▶ Task details
Reading the listing below, count the lines that contain the word "owner" and give that count alone.
begin
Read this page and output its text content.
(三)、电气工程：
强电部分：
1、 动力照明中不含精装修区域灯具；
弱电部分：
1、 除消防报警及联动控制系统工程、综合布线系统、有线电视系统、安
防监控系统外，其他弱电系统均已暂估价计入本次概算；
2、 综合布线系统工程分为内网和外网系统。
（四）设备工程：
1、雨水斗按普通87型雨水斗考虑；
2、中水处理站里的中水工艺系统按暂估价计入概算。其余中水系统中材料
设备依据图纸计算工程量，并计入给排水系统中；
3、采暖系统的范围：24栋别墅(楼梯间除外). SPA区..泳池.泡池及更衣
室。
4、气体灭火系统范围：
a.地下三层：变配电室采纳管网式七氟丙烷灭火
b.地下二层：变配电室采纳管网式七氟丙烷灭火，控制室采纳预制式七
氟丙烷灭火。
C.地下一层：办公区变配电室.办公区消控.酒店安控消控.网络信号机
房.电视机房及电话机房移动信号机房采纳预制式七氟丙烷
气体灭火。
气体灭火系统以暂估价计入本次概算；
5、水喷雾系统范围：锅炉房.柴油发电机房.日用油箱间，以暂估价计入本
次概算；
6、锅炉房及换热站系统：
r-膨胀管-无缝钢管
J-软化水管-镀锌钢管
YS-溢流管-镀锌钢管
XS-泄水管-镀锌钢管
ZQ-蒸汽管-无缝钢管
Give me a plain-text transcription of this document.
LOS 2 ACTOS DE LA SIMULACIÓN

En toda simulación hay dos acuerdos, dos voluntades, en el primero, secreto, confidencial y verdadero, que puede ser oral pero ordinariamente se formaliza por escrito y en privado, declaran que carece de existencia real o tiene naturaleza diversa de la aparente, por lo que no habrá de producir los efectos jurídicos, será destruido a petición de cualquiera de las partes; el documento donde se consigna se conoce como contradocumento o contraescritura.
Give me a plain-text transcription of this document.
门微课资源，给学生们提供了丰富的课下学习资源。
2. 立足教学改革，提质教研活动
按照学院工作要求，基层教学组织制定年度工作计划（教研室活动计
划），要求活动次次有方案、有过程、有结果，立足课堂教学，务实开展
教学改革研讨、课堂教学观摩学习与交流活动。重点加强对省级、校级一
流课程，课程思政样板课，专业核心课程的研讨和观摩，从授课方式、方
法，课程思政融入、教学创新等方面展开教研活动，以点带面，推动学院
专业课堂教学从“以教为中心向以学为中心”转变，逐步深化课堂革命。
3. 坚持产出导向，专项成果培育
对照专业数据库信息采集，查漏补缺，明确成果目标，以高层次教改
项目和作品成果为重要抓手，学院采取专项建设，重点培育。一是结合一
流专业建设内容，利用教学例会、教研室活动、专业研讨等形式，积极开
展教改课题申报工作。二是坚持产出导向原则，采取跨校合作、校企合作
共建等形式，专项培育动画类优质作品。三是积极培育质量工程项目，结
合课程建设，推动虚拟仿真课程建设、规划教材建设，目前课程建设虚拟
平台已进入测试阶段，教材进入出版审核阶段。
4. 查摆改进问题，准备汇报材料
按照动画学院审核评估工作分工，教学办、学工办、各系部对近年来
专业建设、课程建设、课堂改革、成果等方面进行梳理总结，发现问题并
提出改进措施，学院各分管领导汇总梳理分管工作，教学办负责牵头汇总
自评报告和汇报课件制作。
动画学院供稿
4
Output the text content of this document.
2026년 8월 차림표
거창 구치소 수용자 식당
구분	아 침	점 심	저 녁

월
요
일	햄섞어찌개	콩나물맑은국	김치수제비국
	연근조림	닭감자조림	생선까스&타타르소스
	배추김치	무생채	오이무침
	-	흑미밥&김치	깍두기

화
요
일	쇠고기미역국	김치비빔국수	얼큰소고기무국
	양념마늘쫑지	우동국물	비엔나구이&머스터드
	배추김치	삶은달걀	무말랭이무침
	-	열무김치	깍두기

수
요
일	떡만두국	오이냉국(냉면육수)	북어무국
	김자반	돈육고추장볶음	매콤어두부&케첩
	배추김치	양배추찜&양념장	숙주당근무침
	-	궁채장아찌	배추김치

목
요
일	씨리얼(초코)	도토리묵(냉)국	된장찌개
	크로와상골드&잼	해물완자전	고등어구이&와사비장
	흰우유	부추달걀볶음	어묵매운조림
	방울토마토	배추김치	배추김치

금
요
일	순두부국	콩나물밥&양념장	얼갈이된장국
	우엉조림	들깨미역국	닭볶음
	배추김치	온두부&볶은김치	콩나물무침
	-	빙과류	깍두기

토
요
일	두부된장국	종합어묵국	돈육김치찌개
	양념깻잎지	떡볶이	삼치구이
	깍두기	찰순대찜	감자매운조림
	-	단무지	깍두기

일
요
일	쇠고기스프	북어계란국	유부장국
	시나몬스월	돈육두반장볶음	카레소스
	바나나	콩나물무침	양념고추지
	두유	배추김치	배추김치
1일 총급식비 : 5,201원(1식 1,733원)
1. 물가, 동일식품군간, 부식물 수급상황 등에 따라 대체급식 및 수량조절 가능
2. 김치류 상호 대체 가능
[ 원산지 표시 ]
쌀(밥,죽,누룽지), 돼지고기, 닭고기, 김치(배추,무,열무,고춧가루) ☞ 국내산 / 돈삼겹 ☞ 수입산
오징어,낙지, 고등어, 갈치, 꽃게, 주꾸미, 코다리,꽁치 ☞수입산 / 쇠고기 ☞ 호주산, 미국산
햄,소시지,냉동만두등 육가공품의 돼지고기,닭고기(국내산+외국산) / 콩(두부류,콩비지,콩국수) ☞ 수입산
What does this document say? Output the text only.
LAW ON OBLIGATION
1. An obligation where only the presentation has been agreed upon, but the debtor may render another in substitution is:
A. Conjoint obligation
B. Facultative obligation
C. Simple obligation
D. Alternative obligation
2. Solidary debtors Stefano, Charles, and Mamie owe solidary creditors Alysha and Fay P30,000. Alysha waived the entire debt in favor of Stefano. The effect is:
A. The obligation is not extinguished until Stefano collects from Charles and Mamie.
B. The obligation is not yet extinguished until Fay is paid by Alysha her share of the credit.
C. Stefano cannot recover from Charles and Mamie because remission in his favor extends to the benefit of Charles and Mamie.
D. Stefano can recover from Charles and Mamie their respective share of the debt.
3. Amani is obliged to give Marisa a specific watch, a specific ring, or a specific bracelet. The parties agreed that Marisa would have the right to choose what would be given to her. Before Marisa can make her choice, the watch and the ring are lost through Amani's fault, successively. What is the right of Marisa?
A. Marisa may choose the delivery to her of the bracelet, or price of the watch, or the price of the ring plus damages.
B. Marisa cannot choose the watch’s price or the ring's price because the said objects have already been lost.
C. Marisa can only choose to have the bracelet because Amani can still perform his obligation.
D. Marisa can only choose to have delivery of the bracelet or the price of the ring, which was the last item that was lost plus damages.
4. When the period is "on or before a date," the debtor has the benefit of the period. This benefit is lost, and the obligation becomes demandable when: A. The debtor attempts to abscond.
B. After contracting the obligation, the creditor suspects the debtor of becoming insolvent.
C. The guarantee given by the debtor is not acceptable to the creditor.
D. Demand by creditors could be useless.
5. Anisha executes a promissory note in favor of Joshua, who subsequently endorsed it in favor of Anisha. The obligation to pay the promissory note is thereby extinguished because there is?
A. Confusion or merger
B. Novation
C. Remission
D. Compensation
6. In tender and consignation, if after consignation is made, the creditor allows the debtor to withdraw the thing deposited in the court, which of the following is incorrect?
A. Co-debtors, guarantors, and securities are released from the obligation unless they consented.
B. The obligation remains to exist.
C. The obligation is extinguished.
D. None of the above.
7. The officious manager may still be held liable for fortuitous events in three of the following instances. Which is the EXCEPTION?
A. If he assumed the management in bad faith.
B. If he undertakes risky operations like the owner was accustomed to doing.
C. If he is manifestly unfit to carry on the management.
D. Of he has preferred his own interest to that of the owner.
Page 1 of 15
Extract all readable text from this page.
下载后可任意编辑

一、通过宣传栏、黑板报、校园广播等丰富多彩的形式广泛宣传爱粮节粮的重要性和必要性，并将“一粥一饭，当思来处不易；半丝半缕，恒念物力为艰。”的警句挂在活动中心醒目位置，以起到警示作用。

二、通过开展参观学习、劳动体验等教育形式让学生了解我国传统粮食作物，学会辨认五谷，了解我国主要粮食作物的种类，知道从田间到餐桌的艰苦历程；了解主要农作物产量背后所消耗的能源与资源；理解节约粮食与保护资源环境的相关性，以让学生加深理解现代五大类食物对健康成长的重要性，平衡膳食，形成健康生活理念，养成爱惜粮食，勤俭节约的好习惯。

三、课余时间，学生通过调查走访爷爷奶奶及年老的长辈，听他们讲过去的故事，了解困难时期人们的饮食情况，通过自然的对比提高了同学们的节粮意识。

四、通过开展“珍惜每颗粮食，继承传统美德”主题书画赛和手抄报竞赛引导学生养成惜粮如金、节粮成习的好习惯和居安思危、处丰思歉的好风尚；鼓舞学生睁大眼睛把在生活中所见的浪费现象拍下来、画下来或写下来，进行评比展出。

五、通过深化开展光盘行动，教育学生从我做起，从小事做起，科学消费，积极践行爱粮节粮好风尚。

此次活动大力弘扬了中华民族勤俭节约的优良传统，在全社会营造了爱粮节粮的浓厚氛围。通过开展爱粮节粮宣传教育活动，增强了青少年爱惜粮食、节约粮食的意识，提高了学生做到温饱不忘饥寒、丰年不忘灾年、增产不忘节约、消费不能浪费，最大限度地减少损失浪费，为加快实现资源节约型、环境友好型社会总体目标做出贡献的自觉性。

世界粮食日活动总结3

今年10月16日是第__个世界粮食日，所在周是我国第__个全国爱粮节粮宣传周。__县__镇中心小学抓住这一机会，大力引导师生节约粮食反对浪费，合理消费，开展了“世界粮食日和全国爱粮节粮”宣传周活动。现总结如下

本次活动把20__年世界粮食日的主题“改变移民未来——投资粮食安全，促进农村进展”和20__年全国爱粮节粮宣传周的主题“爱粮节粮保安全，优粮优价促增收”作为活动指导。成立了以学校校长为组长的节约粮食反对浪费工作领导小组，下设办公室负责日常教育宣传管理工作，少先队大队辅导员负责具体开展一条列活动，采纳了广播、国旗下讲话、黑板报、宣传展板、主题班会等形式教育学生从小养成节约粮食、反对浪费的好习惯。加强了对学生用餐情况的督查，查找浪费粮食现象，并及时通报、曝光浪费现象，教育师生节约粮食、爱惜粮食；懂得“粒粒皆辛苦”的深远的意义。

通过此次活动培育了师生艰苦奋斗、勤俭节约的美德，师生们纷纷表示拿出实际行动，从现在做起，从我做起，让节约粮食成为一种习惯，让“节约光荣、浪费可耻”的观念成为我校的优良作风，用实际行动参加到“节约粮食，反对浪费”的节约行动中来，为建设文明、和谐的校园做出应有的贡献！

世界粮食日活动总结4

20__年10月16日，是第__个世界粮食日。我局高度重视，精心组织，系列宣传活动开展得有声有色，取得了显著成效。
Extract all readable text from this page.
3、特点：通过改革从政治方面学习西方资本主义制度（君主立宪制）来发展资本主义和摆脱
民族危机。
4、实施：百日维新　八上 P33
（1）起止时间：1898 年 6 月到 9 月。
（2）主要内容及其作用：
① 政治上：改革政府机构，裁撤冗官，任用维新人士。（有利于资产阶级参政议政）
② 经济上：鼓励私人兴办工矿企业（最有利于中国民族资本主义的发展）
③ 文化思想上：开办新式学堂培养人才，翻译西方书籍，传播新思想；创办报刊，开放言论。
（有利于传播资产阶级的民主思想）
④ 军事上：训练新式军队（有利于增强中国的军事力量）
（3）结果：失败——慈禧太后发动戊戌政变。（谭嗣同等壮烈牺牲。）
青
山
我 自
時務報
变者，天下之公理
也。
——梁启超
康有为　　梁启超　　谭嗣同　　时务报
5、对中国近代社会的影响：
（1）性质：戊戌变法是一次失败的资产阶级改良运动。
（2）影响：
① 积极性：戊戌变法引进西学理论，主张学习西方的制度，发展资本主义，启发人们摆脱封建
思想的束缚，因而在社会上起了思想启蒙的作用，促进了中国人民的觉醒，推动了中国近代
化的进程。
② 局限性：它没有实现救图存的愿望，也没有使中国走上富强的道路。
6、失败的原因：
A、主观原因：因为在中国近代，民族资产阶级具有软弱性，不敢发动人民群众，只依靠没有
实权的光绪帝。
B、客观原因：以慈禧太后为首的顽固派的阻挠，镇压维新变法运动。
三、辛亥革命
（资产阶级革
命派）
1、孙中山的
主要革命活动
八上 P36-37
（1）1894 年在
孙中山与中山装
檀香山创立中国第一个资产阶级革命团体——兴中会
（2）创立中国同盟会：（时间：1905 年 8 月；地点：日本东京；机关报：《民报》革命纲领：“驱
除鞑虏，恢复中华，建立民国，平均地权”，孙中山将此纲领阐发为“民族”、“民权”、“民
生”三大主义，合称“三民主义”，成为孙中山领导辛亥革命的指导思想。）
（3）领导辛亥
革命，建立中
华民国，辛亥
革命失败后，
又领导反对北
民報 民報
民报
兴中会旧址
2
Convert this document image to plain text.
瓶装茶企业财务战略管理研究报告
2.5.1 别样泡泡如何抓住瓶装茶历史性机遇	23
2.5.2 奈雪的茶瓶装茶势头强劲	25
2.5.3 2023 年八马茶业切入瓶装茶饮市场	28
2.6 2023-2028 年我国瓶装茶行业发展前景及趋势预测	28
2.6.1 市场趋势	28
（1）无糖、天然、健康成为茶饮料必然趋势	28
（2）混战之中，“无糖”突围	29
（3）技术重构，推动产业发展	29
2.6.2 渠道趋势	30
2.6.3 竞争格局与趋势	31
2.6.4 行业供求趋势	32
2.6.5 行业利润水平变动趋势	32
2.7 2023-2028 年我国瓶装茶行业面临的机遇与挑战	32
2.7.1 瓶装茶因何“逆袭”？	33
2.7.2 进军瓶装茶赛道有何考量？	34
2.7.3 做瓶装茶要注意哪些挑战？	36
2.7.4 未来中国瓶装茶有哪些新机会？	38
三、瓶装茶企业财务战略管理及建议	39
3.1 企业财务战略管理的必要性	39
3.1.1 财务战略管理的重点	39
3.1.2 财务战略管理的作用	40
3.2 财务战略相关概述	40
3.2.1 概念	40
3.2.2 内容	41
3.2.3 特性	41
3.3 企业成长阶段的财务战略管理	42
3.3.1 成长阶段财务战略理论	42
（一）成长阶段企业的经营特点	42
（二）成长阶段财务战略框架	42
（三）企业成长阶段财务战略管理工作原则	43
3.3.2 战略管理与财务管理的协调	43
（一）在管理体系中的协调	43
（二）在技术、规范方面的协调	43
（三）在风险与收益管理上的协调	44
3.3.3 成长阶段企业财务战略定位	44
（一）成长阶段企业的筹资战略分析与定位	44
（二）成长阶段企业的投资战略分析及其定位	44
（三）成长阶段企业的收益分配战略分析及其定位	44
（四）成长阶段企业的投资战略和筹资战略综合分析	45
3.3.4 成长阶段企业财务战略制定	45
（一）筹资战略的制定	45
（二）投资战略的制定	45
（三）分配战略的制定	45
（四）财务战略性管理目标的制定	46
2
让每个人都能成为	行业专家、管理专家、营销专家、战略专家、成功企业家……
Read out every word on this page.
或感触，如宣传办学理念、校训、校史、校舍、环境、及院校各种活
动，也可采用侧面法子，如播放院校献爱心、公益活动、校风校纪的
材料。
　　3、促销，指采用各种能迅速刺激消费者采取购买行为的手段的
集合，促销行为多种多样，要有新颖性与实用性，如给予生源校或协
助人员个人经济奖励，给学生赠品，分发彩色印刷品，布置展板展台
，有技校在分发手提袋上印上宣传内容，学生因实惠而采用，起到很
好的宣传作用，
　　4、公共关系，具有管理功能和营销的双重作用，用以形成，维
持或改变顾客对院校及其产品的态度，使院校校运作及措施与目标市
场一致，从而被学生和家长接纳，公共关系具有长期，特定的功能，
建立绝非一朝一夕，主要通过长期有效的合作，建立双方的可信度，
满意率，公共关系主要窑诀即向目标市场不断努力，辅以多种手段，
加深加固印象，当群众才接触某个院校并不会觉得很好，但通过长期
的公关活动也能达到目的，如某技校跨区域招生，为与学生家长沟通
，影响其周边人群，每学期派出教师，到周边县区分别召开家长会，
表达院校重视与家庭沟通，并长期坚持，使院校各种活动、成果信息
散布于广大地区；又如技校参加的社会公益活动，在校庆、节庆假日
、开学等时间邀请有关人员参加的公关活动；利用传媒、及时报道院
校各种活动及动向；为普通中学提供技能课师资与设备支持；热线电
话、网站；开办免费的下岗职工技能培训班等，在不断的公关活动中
end
▶ Final answer
2